→ **AIM OF THE EXERCISE**:
Copy each line below in which the word "icon" occurs.

— Begin DATA IN THIS EXERCISE —

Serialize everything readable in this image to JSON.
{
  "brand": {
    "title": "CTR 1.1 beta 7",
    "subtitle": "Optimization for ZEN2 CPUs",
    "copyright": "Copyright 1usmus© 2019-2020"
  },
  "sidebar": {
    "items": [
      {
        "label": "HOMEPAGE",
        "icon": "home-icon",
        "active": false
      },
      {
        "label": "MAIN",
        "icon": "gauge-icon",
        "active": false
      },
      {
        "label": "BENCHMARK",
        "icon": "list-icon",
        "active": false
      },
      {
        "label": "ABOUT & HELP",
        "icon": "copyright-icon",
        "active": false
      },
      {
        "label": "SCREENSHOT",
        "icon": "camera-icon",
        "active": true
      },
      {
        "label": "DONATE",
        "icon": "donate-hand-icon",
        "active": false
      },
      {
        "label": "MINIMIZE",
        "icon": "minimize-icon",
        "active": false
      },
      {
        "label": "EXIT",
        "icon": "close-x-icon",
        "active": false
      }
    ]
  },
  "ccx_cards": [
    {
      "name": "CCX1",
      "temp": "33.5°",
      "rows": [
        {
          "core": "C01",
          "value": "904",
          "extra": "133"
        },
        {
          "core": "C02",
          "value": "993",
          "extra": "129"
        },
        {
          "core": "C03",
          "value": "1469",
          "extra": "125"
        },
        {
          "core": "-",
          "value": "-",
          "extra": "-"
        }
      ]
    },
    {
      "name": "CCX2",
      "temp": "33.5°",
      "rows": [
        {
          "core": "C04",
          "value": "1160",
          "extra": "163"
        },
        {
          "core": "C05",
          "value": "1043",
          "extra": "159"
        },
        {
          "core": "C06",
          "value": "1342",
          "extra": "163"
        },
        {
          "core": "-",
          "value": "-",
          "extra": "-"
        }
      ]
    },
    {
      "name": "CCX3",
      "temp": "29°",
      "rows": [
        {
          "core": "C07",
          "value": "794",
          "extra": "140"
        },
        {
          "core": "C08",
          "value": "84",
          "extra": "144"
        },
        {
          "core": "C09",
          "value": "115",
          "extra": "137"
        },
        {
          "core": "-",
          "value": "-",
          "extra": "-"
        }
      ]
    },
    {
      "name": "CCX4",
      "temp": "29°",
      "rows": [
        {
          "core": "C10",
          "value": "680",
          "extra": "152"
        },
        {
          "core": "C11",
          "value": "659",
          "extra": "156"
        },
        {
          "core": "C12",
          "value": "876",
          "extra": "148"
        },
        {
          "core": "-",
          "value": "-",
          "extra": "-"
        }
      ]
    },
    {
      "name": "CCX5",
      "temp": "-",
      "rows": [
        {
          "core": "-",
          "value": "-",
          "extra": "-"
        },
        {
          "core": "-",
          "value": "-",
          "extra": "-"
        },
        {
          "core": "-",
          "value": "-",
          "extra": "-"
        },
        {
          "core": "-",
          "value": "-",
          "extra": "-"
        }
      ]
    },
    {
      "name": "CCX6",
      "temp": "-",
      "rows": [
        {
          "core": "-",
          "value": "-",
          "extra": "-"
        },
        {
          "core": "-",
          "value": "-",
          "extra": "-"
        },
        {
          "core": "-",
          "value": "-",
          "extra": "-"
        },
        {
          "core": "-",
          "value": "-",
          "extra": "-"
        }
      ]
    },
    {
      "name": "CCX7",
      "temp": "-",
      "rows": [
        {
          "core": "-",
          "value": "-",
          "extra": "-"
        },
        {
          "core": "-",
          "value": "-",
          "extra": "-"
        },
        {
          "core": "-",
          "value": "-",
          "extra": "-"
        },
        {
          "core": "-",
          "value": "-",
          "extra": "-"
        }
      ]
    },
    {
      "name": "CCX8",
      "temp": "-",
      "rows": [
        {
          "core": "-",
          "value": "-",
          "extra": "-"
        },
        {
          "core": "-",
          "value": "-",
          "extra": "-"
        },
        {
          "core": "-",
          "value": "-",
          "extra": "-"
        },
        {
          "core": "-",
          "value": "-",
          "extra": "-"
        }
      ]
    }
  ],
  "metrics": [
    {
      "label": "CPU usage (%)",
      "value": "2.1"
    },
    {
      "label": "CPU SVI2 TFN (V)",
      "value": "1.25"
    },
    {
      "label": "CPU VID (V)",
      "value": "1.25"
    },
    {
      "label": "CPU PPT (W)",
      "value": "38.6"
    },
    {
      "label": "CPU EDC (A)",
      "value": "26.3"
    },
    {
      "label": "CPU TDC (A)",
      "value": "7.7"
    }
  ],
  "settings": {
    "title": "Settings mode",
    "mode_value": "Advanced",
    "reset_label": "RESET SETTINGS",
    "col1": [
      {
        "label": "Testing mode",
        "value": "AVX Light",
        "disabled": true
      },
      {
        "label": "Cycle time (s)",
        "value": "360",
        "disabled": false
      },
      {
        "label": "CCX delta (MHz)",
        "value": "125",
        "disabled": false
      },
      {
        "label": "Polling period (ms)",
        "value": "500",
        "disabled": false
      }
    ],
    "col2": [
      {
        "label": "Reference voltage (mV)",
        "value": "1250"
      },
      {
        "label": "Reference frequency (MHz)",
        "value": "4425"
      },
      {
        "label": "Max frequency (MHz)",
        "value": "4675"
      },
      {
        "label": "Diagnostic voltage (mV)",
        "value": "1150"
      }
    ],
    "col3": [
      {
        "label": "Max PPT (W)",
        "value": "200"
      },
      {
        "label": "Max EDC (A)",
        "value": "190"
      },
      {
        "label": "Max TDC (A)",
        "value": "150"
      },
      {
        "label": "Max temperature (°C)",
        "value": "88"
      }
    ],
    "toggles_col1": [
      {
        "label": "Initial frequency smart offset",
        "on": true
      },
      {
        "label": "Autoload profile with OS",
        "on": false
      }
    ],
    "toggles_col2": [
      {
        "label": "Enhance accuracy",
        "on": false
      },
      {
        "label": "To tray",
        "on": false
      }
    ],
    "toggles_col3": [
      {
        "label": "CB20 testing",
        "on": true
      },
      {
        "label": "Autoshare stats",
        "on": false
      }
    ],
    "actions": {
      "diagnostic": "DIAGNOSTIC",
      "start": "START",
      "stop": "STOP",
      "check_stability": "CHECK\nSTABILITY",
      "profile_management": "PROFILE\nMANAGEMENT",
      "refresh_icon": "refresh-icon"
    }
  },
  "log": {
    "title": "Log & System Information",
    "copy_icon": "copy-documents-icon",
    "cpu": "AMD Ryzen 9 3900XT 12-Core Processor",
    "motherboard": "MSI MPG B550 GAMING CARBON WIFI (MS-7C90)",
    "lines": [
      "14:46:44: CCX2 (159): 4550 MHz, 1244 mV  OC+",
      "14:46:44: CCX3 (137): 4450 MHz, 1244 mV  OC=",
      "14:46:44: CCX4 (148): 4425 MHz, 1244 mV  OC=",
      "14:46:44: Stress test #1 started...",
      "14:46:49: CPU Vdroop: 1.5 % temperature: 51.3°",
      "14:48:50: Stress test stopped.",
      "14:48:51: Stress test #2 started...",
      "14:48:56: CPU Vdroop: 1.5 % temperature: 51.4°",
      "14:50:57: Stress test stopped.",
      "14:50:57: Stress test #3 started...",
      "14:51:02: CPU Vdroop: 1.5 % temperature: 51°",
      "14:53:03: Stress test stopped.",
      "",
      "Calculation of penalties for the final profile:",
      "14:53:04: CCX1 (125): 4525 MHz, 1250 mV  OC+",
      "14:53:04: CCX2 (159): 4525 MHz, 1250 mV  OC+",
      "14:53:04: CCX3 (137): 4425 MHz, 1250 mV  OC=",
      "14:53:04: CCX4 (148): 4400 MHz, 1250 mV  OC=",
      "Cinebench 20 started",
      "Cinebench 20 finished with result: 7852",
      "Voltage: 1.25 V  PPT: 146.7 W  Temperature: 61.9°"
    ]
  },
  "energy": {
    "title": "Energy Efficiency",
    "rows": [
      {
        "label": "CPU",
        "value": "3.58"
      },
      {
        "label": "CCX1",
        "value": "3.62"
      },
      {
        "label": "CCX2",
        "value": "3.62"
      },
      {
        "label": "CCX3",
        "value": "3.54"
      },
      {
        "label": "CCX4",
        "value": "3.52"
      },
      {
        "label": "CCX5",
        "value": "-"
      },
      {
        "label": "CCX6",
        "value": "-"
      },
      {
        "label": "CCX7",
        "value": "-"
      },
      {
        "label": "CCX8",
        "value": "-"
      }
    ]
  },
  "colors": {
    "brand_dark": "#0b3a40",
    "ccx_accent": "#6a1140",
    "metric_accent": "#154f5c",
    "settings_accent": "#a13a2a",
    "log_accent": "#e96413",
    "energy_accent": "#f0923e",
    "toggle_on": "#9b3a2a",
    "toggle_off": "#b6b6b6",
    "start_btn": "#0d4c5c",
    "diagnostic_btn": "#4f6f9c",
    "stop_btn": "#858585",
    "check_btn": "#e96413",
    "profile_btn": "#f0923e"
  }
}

— End DATA IN THIS EXERCISE —

→ **THE COMPLETED TASK**:
        "icon": "home-icon",
        "icon": "gauge-icon",
        "icon": "list-icon",
        "icon": "copyright-icon",
        "icon": "camera-icon",
        "icon": "donate-hand-icon",
        "icon": "minimize-icon",
        "icon": "close-x-icon",
      "refresh_icon": "refresh-icon"
    "copy_icon": "copy-documents-icon",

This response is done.